### Supplied material

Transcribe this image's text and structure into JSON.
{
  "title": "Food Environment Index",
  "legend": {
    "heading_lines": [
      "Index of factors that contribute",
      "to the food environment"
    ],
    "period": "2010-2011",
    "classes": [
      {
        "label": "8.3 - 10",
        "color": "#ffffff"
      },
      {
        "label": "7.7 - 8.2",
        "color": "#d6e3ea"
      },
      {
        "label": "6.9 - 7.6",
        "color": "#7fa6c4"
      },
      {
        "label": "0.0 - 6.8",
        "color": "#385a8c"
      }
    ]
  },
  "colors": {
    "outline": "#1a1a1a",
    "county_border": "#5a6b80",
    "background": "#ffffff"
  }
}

######
### Supplied material

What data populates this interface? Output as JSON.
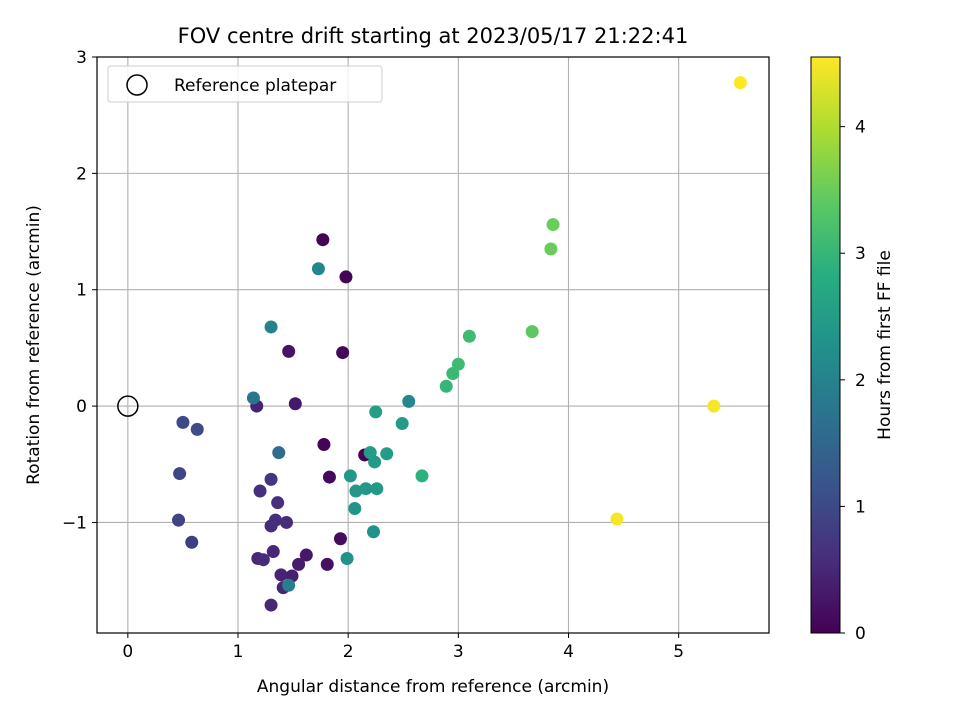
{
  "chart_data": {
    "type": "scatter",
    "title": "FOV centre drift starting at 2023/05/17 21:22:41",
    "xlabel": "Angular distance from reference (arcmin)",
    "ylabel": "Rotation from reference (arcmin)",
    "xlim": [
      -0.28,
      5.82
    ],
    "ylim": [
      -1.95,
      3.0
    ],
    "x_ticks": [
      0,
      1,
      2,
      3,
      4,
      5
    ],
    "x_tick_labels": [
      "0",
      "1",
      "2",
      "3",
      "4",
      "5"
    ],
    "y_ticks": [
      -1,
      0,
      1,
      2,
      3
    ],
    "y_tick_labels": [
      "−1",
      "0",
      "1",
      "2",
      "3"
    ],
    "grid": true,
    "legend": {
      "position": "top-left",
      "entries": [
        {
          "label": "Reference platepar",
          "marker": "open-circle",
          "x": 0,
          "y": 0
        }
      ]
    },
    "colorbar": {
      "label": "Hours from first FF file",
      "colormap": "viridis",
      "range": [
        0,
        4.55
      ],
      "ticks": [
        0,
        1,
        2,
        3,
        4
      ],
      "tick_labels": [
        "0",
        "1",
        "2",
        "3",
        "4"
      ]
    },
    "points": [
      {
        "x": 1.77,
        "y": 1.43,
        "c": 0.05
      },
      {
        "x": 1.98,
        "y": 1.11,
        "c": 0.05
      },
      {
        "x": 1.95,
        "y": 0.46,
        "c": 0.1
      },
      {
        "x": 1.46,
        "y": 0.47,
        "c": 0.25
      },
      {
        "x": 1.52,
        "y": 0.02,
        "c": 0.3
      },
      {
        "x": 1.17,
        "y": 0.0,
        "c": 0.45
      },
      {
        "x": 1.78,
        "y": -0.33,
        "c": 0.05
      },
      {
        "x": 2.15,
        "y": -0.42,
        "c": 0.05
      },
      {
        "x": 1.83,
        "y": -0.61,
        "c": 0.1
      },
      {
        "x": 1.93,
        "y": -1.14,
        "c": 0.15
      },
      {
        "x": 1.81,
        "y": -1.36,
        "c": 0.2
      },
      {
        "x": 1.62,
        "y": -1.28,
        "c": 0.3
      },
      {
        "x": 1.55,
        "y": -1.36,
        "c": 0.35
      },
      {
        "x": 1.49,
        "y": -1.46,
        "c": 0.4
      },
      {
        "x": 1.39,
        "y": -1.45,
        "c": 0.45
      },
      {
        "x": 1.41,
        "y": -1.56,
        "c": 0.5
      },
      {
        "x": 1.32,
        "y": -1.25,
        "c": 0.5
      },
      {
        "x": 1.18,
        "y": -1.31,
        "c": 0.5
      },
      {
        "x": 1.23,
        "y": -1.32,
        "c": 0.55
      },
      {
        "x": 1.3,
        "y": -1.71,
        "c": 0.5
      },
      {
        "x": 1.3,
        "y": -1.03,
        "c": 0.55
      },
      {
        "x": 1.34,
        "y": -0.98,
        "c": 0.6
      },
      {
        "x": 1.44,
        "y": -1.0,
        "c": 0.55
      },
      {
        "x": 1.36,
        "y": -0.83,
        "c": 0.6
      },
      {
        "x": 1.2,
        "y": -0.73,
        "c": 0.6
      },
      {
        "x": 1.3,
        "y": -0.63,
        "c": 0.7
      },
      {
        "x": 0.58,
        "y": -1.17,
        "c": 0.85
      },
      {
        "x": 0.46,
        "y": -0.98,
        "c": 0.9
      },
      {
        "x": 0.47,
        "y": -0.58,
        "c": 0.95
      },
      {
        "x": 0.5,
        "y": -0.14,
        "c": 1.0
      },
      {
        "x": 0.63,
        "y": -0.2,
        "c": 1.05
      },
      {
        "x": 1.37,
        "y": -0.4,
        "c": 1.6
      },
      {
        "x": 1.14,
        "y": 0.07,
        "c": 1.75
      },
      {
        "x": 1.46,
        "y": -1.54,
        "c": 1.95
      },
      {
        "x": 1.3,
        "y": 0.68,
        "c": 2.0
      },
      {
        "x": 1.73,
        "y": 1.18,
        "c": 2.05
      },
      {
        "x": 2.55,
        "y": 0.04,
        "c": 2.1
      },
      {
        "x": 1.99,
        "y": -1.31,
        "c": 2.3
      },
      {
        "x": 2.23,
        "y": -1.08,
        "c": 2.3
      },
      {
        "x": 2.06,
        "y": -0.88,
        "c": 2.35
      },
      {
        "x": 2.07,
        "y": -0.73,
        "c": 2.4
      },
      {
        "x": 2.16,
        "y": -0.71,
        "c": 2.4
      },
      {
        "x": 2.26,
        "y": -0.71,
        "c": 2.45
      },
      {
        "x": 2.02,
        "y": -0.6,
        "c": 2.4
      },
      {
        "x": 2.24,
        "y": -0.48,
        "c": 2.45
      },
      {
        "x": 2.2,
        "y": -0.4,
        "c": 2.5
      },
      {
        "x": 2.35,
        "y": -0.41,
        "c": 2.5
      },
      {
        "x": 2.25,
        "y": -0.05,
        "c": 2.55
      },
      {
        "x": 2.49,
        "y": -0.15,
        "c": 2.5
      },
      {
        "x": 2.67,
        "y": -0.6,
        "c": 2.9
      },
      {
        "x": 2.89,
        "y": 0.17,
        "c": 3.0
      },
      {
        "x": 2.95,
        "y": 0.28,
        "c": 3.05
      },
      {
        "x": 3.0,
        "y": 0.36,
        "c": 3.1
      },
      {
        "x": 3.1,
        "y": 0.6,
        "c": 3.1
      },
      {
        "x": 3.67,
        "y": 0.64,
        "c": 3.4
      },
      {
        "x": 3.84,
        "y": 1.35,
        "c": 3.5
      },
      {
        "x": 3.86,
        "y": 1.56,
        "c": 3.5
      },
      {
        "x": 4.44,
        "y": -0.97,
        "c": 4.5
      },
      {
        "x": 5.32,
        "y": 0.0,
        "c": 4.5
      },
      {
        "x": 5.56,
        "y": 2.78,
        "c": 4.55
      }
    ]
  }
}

######

# [Given problem]
Copy every single line of the material above that holds "JSON".

# [Result]
Transcribe this image's text and structure into JSON.
What data populates this interface? Output as JSON.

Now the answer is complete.